◆ Exercise
Transcribe the entries below exactly.

◆ Stored data
++++++
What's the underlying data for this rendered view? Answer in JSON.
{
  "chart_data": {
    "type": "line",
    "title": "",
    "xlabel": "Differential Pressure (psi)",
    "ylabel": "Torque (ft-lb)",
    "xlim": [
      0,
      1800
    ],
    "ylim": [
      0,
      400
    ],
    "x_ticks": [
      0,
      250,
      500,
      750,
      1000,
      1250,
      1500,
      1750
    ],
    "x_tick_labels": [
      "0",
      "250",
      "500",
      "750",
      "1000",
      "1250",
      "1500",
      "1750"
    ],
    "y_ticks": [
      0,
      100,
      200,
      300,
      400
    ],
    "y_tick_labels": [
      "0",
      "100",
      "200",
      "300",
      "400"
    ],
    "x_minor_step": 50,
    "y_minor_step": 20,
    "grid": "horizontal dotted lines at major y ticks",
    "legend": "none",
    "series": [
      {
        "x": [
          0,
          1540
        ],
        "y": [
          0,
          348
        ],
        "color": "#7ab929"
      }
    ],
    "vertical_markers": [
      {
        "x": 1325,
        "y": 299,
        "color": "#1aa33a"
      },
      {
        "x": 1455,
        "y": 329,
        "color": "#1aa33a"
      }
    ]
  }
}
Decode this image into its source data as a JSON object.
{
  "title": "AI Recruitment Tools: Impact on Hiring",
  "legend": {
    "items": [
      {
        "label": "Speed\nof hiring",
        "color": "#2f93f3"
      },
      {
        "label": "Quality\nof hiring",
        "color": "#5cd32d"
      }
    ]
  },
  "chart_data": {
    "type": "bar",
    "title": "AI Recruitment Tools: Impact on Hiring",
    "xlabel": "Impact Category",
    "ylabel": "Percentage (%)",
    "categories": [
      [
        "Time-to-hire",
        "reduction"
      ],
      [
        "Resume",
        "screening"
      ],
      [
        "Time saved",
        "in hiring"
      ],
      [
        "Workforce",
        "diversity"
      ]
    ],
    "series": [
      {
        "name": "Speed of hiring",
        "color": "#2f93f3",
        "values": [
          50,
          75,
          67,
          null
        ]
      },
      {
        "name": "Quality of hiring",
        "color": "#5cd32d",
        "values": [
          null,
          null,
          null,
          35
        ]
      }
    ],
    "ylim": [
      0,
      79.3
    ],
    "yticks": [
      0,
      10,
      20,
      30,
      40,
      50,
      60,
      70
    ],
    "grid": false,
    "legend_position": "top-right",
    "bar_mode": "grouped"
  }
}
++++++
◆ Solved problem
What's the underlying data for this rendered view? Answer in JSON.
{
  "chart_data": {
    "type": "line",
    "title": "",
    "xlabel": "Differential Pressure (psi)",
    "ylabel": "Torque (ft-lb)",
    "xlim": [
      0,
      1800
    ],
    "ylim": [
      0,
      400
    ],
    "x_ticks": [
      0,
      250,
      500,
      750,
      1000,
      1250,
      1500,
      1750
    ],
    "x_tick_labels": [
      "0",
      "250",
      "500",
      "750",
      "1000",
      "1250",
      "1500",
      "1750"
    ],
    "y_ticks": [
      0,
      100,
      200,
      300,
      400
    ],
    "y_tick_labels": [
      "0",
      "100",
      "200",
      "300",
      "400"
    ],
    "x_minor_step": 50,
    "y_minor_step": 20,
    "grid": "horizontal dotted lines at major y ticks",
    "legend": "none",
    "series": [
      {
        "x": [
          0,
          1540
        ],
        "y": [
          0,
          348
        ],
        "color": "#7ab929"
      }
    ],
    "vertical_markers": [
      {
        "x": 1325,
        "y": 299,
        "color": "#1aa33a"
      },
      {
        "x": 1455,
        "y": 329,
        "color": "#1aa33a"
      }
    ]
  }
}
Decode this image into its source data as a JSON object.
{
  "title": "AI Recruitment Tools: Impact on Hiring",
  "legend": {
    "items": [
      {
        "label": "Speed\nof hiring",
        "color": "#2f93f3"
      },
      {
        "label": "Quality\nof hiring",
        "color": "#5cd32d"
      }
    ]
  },
  "chart_data": {
    "type": "bar",
    "title": "AI Recruitment Tools: Impact on Hiring",
    "xlabel": "Impact Category",
    "ylabel": "Percentage (%)",
    "categories": [
      [
        "Time-to-hire",
        "reduction"
      ],
      [
        "Resume",
        "screening"
      ],
      [
        "Time saved",
        "in hiring"
      ],
      [
        "Workforce",
        "diversity"
      ]
    ],
    "series": [
      {
        "name": "Speed of hiring",
        "color": "#2f93f3",
        "values": [
          50,
          75,
          67,
          null
        ]
      },
      {
        "name": "Quality of hiring",
        "color": "#5cd32d",
        "values": [
          null,
          null,
          null,
          35
        ]
      }
    ],
    "ylim": [
      0,
      79.3
    ],
    "yticks": [
      0,
      10,
      20,
      30,
      40,
      50,
      60,
      70
    ],
    "grid": false,
    "legend_position": "top-right",
    "bar_mode": "grouped"
  }
}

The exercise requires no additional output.